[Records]
-=-=-

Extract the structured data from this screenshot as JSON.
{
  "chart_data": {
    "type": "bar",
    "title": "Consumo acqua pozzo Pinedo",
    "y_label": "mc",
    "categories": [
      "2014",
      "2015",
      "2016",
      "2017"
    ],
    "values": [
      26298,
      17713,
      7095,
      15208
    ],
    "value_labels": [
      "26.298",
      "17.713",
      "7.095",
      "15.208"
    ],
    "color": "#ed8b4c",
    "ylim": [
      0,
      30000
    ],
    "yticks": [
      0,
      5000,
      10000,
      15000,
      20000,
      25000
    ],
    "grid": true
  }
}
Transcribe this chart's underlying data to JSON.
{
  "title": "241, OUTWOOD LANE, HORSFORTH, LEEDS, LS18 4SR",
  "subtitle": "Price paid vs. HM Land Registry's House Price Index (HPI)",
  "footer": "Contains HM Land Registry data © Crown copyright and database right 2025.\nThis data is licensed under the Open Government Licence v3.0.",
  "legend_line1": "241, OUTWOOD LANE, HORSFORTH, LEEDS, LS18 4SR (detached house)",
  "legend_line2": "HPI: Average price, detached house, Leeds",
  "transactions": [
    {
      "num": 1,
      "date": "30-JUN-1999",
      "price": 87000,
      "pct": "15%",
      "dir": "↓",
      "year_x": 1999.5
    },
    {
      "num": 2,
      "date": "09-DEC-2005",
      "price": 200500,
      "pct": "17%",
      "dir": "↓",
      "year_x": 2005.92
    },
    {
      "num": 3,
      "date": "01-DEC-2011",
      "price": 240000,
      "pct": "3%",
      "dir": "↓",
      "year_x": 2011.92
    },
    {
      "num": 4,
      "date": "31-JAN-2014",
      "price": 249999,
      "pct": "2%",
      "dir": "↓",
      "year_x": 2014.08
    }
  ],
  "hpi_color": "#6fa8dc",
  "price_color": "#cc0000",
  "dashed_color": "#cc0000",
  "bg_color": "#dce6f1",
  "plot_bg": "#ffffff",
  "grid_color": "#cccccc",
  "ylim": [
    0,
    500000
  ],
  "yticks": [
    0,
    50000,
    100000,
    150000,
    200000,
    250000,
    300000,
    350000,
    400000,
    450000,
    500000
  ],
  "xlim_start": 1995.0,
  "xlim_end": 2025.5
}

-=-=-

◆ The problem ◆
Tell how many lines contain the word "date", using only the number.

◆ Expected output ◆
4